>>

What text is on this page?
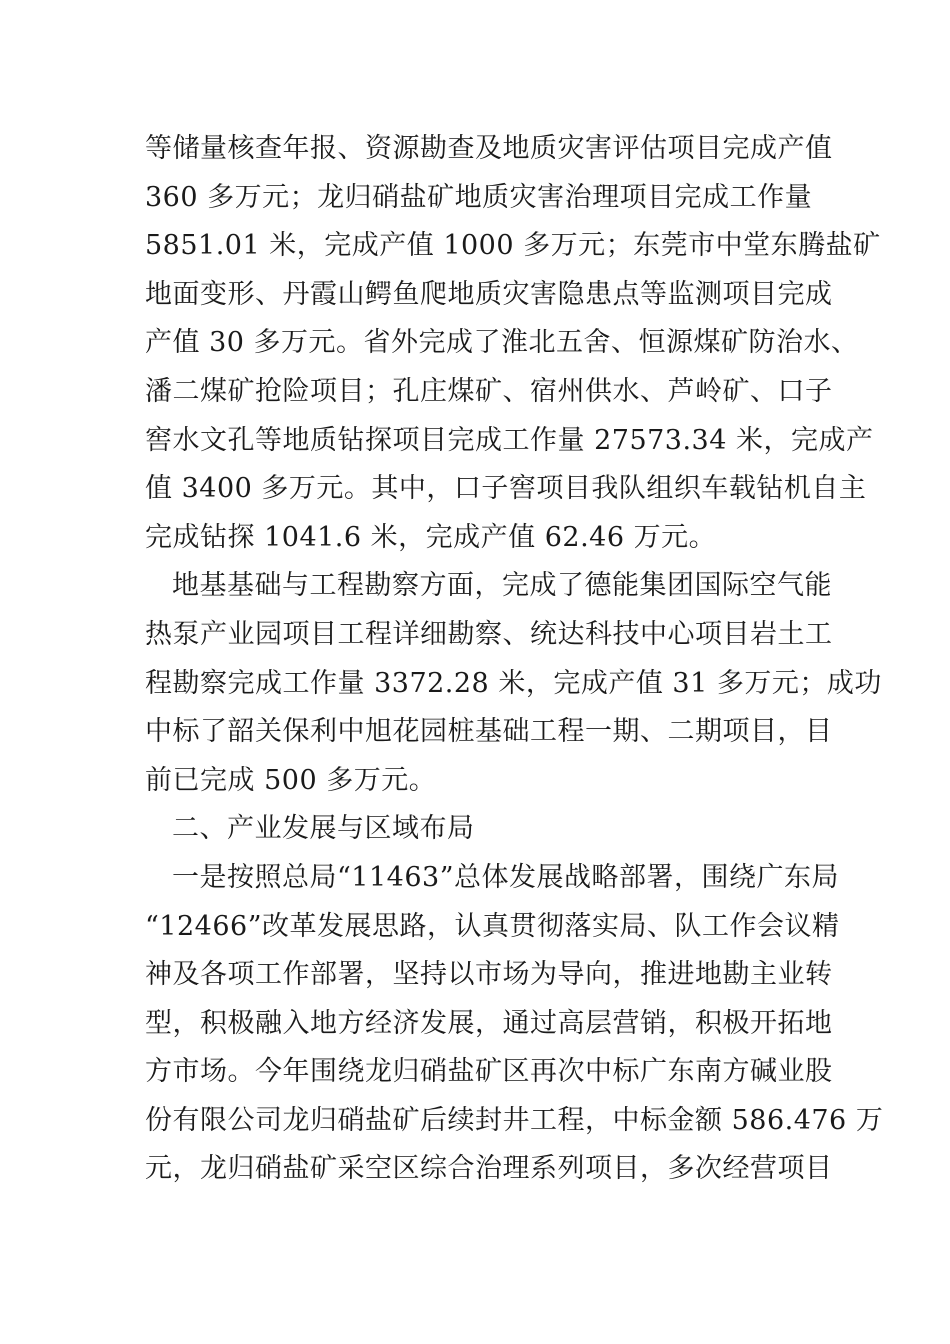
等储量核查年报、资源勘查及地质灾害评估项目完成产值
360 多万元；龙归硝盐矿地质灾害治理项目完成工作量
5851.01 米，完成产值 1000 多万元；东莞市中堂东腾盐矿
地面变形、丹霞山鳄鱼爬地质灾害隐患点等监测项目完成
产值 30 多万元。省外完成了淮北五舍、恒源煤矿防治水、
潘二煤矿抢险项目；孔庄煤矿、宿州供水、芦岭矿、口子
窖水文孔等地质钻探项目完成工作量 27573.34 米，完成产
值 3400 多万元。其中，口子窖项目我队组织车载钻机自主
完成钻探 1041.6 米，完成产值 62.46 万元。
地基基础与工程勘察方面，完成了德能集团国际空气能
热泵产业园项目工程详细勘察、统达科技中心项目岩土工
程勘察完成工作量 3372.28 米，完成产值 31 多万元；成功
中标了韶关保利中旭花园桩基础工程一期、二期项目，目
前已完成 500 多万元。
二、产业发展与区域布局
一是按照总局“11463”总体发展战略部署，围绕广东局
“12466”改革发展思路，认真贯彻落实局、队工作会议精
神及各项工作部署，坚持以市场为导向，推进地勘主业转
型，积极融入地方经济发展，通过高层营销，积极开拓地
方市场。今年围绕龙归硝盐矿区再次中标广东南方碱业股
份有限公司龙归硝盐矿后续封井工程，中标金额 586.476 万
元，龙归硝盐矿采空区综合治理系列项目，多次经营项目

<<
>>

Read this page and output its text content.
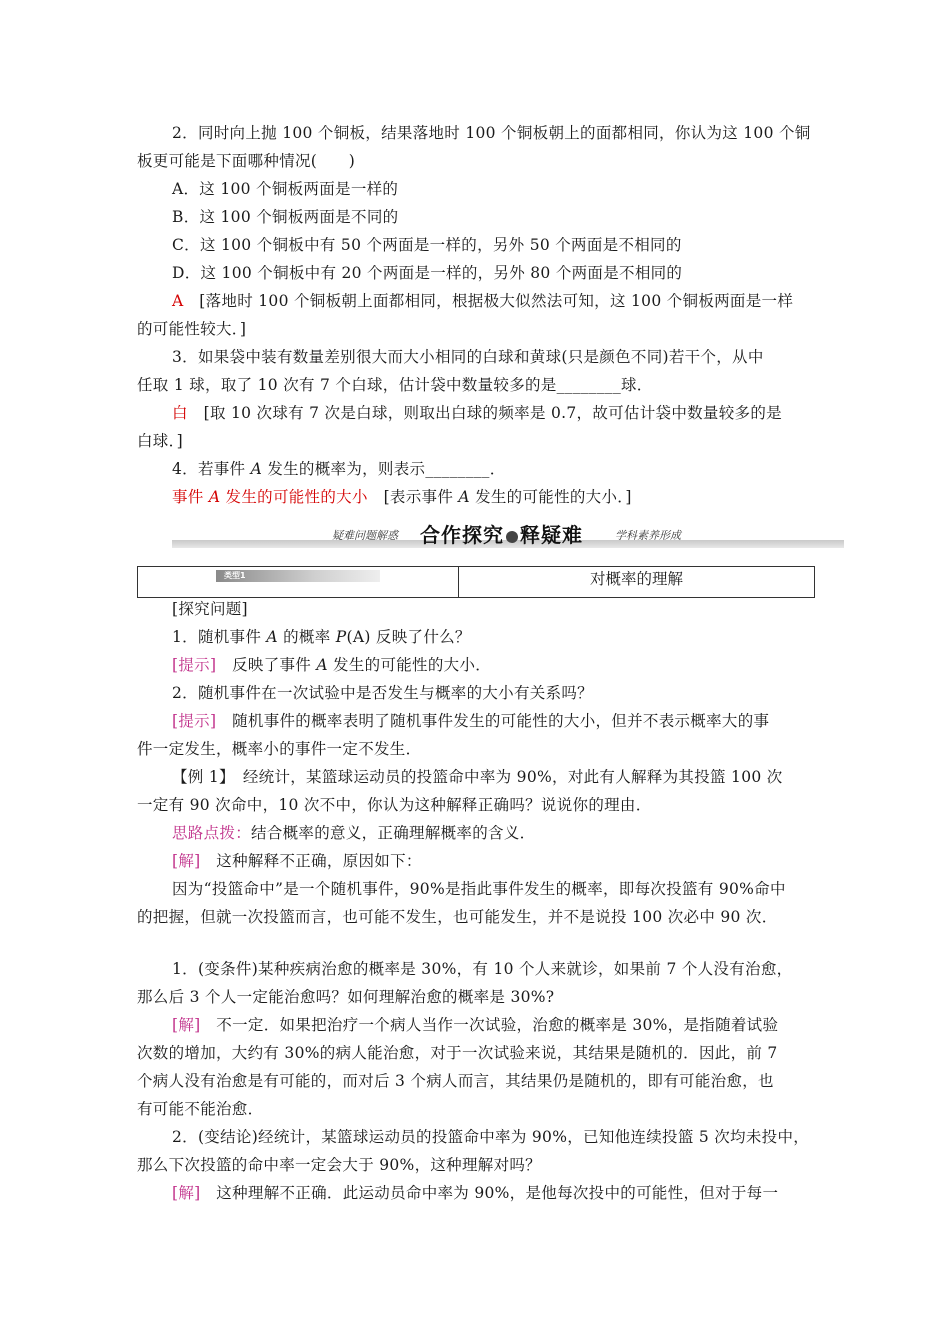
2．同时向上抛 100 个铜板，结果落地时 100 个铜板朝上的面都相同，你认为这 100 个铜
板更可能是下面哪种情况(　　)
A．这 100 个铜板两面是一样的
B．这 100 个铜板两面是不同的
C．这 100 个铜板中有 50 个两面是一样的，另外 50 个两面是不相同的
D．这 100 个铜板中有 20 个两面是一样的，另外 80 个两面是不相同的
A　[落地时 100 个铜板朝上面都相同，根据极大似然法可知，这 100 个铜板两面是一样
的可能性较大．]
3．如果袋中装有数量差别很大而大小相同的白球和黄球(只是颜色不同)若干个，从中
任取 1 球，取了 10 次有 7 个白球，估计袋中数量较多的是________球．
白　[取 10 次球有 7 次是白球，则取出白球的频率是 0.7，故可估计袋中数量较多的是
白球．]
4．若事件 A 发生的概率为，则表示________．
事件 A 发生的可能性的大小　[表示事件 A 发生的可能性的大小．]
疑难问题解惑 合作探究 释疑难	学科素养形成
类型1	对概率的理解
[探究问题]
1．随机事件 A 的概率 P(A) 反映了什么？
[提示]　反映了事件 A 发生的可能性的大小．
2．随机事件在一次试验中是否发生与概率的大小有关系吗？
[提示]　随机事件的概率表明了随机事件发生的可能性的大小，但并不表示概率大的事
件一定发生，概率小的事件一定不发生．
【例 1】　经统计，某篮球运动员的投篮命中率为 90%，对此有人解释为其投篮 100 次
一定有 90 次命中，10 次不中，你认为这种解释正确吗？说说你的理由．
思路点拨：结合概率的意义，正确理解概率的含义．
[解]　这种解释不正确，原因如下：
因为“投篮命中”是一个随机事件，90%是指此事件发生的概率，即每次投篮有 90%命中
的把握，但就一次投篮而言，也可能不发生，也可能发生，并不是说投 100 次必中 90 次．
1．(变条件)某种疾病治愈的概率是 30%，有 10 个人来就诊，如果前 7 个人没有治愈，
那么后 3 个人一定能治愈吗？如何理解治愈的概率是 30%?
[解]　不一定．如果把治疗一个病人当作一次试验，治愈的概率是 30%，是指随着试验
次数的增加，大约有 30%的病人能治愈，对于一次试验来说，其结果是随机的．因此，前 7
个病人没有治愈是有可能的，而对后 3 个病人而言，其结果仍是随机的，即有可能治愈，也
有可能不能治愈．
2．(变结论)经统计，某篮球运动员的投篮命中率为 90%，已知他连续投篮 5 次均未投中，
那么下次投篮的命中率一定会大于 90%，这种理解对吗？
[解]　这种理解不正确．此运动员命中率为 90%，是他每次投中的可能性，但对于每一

<<
>>

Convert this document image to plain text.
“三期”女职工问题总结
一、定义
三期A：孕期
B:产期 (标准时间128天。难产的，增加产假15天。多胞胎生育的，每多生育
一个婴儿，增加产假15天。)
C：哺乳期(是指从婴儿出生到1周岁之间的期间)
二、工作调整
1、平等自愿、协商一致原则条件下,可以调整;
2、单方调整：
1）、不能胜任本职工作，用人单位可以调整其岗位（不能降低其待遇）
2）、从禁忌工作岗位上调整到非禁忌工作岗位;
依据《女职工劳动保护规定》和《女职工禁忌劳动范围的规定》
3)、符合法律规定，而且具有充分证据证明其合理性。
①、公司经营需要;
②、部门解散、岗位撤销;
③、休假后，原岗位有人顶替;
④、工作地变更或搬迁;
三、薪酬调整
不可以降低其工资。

<<

### To be done
Where a line in the entries holds the word "text", copy that line.

### Complete output
What text is on this page?
Read this page and output its text content.
Convert this document image to plain text.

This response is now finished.